Figure data in JSON
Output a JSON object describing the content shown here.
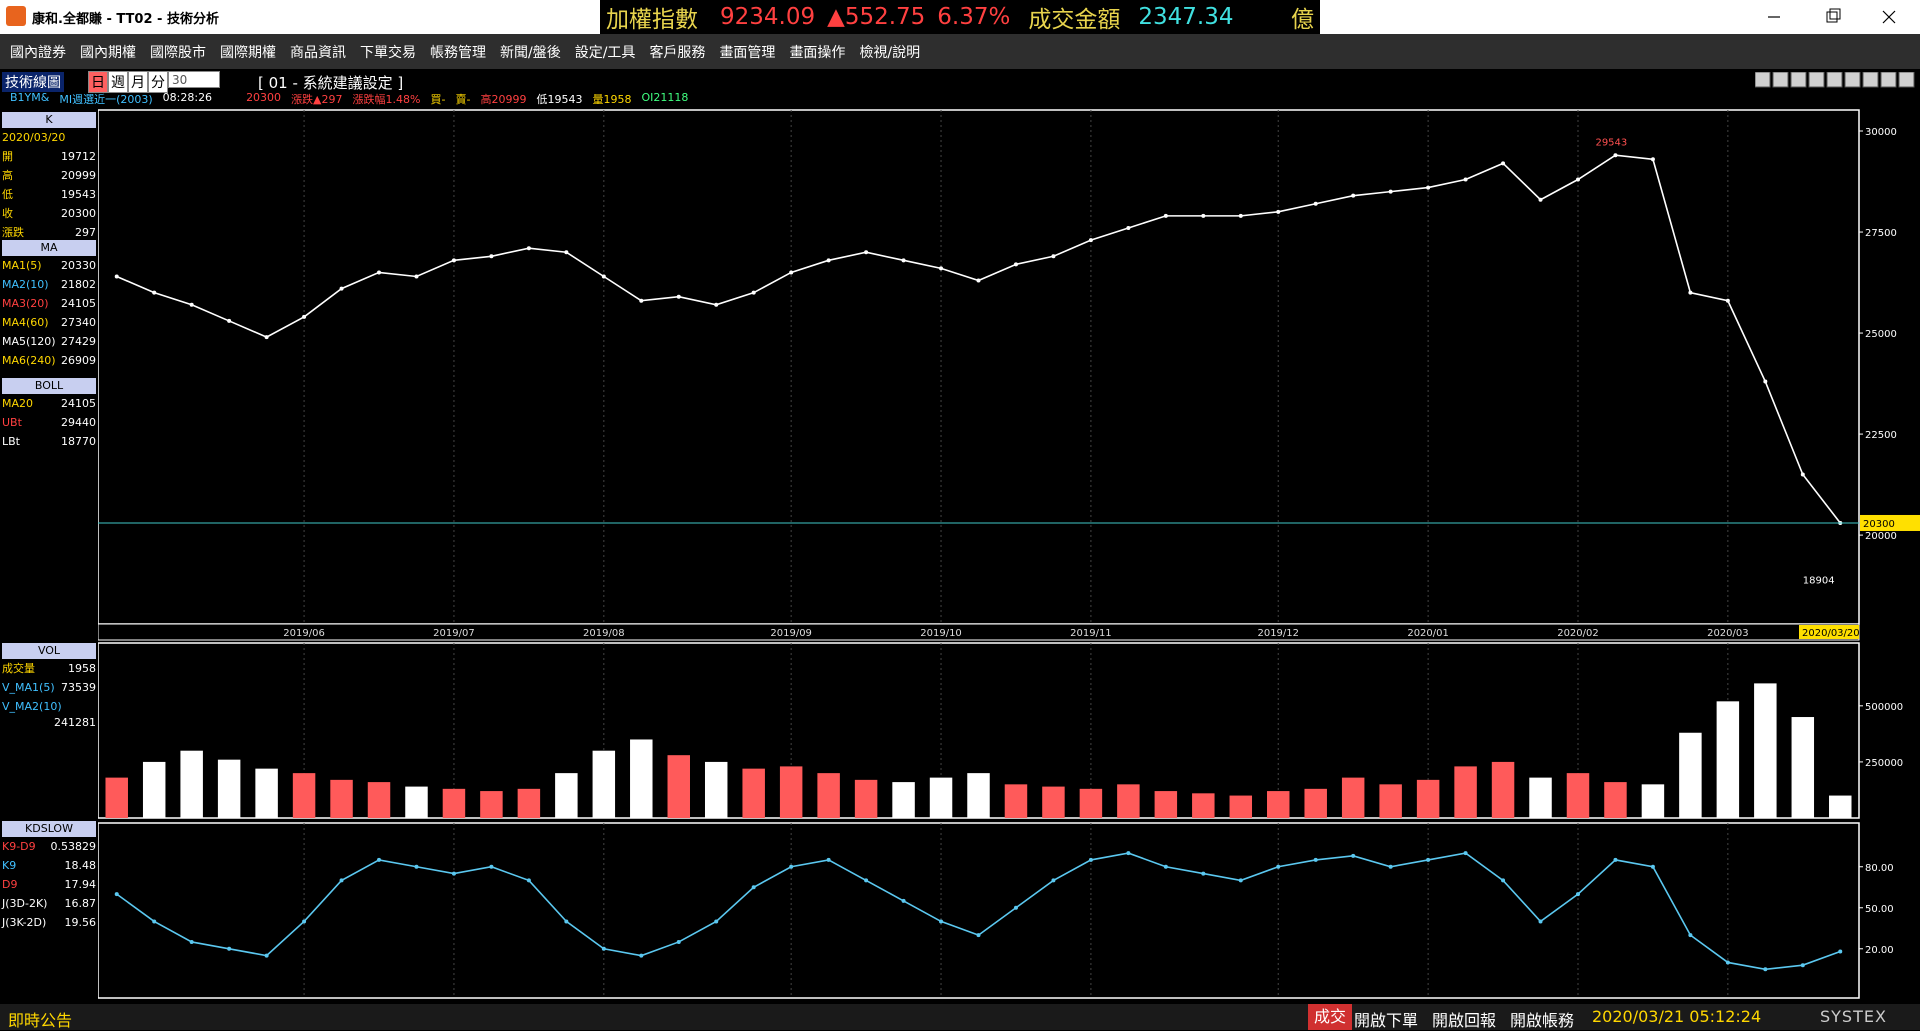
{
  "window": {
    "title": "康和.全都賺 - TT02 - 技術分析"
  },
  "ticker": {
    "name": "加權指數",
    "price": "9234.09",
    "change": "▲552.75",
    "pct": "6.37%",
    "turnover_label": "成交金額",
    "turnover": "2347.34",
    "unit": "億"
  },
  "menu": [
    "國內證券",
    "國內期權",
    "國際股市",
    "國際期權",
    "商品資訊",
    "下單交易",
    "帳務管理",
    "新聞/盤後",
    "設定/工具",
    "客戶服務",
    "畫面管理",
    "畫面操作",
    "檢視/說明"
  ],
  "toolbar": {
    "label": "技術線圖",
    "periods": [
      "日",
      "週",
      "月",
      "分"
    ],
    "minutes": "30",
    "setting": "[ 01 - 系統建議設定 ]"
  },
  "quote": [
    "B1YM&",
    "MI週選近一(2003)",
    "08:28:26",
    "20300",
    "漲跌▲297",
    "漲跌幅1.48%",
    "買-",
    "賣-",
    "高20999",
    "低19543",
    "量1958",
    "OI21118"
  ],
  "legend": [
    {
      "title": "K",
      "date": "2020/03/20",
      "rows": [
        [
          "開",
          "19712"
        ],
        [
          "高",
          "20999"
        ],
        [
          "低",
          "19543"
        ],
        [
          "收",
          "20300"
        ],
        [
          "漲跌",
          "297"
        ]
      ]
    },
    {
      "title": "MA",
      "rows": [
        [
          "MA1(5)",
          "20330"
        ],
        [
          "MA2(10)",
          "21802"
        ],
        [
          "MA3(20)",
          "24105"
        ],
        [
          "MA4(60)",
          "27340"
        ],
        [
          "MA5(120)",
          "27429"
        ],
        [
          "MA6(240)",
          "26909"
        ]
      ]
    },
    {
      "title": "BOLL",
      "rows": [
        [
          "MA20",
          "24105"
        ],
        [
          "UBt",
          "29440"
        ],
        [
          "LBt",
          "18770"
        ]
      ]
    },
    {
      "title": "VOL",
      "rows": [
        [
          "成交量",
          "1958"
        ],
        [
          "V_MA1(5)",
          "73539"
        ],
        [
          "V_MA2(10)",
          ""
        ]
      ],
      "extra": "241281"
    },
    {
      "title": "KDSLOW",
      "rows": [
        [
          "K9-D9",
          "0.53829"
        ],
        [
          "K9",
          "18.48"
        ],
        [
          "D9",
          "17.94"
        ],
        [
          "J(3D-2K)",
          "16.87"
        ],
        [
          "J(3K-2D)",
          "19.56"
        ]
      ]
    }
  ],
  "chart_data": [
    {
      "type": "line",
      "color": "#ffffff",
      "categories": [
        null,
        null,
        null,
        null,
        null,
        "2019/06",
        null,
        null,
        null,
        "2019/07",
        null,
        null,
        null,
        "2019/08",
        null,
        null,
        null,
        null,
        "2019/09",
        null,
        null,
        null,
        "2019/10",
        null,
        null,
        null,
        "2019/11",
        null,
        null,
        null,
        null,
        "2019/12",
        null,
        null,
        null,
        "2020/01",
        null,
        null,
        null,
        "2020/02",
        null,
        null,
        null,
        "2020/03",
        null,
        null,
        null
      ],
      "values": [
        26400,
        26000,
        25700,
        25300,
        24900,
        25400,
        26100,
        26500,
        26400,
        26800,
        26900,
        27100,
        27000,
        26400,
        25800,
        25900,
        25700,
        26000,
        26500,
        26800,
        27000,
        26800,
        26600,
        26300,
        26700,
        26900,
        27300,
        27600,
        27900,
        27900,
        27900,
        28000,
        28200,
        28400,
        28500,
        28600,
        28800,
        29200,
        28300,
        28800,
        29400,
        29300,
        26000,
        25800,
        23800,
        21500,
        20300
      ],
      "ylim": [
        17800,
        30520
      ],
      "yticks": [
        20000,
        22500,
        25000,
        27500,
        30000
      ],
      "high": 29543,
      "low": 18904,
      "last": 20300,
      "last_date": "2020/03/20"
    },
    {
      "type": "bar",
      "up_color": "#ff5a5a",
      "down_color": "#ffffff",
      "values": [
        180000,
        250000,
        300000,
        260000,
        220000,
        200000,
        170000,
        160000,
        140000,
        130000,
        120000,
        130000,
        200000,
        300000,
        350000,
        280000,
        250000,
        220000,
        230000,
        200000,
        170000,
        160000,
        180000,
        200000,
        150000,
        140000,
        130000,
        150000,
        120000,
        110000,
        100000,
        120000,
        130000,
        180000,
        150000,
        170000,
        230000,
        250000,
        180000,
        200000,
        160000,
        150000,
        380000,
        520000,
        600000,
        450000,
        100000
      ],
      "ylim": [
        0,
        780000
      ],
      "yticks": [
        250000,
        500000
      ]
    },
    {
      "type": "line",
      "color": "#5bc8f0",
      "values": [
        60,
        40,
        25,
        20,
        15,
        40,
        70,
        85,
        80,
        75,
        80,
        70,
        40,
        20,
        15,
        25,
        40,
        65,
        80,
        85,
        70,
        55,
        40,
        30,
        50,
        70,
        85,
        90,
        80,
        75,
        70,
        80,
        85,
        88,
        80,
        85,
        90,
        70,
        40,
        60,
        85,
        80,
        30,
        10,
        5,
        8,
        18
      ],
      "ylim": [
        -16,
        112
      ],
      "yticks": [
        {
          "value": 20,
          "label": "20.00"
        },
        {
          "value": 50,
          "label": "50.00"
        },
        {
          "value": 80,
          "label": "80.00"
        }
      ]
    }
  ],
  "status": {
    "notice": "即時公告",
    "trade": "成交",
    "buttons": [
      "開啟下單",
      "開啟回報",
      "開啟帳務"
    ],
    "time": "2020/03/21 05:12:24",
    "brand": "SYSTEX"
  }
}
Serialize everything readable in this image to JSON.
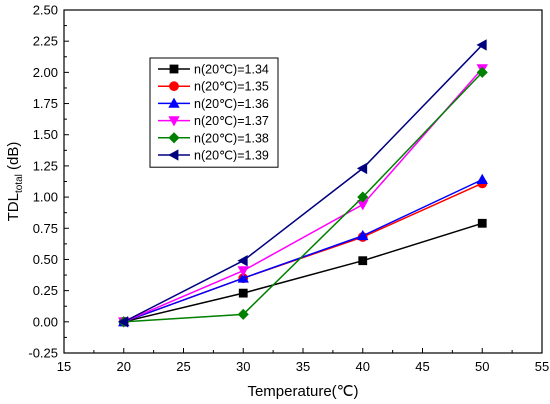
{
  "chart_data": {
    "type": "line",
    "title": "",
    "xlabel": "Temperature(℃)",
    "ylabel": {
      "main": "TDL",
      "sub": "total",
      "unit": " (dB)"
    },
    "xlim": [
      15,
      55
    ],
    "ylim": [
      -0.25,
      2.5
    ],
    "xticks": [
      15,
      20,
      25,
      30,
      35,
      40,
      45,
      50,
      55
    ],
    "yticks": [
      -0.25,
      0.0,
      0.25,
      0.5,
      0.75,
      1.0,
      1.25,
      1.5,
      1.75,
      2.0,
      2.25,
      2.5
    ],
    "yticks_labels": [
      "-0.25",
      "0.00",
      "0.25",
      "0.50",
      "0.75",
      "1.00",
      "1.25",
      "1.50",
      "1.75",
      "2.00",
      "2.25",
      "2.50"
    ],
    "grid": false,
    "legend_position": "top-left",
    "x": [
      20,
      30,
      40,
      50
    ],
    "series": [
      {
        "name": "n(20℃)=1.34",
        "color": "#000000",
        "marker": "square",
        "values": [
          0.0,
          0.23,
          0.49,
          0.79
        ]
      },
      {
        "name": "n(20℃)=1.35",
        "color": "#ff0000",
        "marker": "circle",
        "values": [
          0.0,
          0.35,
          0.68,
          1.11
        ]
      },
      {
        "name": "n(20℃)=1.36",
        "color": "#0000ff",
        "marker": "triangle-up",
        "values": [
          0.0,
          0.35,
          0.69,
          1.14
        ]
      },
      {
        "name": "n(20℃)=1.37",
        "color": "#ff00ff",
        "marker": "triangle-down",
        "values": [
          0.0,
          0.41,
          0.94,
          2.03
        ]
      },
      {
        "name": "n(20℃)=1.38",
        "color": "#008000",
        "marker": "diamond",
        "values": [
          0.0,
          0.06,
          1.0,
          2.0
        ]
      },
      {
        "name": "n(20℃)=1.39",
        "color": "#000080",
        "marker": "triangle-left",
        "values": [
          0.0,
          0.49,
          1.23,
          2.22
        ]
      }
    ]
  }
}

To do:
Report how many lines of the listing above include the word "name". Say nothing but the number.

Written reply:
7